EXERCISE GOAL
Each line below is to be written out in full, exactly as shown.
━━━━━━━━
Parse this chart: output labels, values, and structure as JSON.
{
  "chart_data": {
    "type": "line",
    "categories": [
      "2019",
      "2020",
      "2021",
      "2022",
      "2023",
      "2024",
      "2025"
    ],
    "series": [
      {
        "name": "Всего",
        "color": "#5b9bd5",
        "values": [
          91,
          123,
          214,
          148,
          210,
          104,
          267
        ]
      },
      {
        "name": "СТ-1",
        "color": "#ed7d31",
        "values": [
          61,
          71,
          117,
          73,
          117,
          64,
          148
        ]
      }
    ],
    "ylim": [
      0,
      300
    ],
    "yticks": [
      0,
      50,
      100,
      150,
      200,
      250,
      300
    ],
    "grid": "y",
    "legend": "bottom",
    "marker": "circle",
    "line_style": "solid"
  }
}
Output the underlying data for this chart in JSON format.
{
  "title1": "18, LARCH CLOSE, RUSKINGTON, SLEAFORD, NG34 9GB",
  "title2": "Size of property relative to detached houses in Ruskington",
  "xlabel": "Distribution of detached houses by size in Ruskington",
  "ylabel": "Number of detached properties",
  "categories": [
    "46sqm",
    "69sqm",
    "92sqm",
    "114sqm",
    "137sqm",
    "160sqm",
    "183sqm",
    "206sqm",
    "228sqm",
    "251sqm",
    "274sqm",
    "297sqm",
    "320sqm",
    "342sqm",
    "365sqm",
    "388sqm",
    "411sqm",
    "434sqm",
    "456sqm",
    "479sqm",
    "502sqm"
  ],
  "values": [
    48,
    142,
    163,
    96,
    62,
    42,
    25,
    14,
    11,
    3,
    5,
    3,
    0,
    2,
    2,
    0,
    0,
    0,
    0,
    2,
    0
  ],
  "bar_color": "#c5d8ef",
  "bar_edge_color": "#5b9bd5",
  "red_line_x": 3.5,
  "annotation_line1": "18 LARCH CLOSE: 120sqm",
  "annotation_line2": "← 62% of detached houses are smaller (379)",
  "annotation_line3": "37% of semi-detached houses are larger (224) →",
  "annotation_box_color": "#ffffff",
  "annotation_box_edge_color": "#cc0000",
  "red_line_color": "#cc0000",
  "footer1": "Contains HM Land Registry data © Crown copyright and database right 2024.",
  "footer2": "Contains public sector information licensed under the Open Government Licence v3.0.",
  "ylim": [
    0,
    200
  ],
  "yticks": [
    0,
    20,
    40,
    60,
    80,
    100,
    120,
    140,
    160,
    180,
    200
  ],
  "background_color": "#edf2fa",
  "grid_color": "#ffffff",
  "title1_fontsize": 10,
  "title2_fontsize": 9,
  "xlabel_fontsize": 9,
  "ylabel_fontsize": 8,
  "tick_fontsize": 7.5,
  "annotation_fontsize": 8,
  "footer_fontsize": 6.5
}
━━━━━━━━
THE ANSWER
Parse this chart: output labels, values, and structure as JSON.
{
  "chart_data": {
    "type": "line",
    "categories": [
      "2019",
      "2020",
      "2021",
      "2022",
      "2023",
      "2024",
      "2025"
    ],
    "series": [
      {
        "name": "Всего",
        "color": "#5b9bd5",
        "values": [
          91,
          123,
          214,
          148,
          210,
          104,
          267
        ]
      },
      {
        "name": "СТ-1",
        "color": "#ed7d31",
        "values": [
          61,
          71,
          117,
          73,
          117,
          64,
          148
        ]
      }
    ],
    "ylim": [
      0,
      300
    ],
    "yticks": [
      0,
      50,
      100,
      150,
      200,
      250,
      300
    ],
    "grid": "y",
    "legend": "bottom",
    "marker": "circle",
    "line_style": "solid"
  }
}
Output the underlying data for this chart in JSON format.
{
  "title1": "18, LARCH CLOSE, RUSKINGTON, SLEAFORD, NG34 9GB",
  "title2": "Size of property relative to detached houses in Ruskington",
  "xlabel": "Distribution of detached houses by size in Ruskington",
  "ylabel": "Number of detached properties",
  "categories": [
    "46sqm",
    "69sqm",
    "92sqm",
    "114sqm",
    "137sqm",
    "160sqm",
    "183sqm",
    "206sqm",
    "228sqm",
    "251sqm",
    "274sqm",
    "297sqm",
    "320sqm",
    "342sqm",
    "365sqm",
    "388sqm",
    "411sqm",
    "434sqm",
    "456sqm",
    "479sqm",
    "502sqm"
  ],
  "values": [
    48,
    142,
    163,
    96,
    62,
    42,
    25,
    14,
    11,
    3,
    5,
    3,
    0,
    2,
    2,
    0,
    0,
    0,
    0,
    2,
    0
  ],
  "bar_color": "#c5d8ef",
  "bar_edge_color": "#5b9bd5",
  "red_line_x": 3.5,
  "annotation_line1": "18 LARCH CLOSE: 120sqm",
  "annotation_line2": "← 62% of detached houses are smaller (379)",
  "annotation_line3": "37% of semi-detached houses are larger (224) →",
  "annotation_box_color": "#ffffff",
  "annotation_box_edge_color": "#cc0000",
  "red_line_color": "#cc0000",
  "footer1": "Contains HM Land Registry data © Crown copyright and database right 2024.",
  "footer2": "Contains public sector information licensed under the Open Government Licence v3.0.",
  "ylim": [
    0,
    200
  ],
  "yticks": [
    0,
    20,
    40,
    60,
    80,
    100,
    120,
    140,
    160,
    180,
    200
  ],
  "background_color": "#edf2fa",
  "grid_color": "#ffffff",
  "title1_fontsize": 10,
  "title2_fontsize": 9,
  "xlabel_fontsize": 9,
  "ylabel_fontsize": 8,
  "tick_fontsize": 7.5,
  "annotation_fontsize": 8,
  "footer_fontsize": 6.5
}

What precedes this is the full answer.